___ SUPPLIED DATA ___

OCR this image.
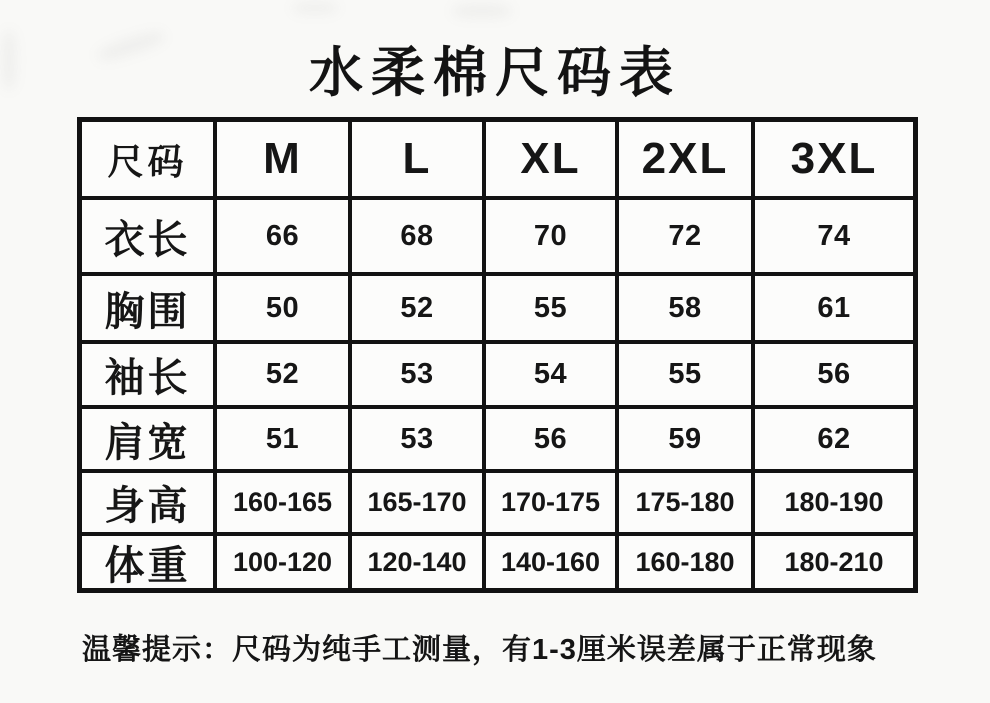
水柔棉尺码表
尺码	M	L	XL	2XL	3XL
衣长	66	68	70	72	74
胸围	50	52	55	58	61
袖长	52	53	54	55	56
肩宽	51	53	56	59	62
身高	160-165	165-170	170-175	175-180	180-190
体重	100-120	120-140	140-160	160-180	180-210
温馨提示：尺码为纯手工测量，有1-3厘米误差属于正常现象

___

Transcribe all the lines above exactly, apart from the pictures.

OCR this image.
水柔棉尺码表
尺码	M	L	XL	2XL	3XL
衣长	66	68	70	72	74
胸围	50	52	55	58	61
袖长	52	53	54	55	56
肩宽	51	53	56	59	62
身高	160-165	165-170	170-175	175-180	180-190
体重	100-120	120-140	140-160	160-180	180-210
温馨提示：尺码为纯手工测量，有1-3厘米误差属于正常现象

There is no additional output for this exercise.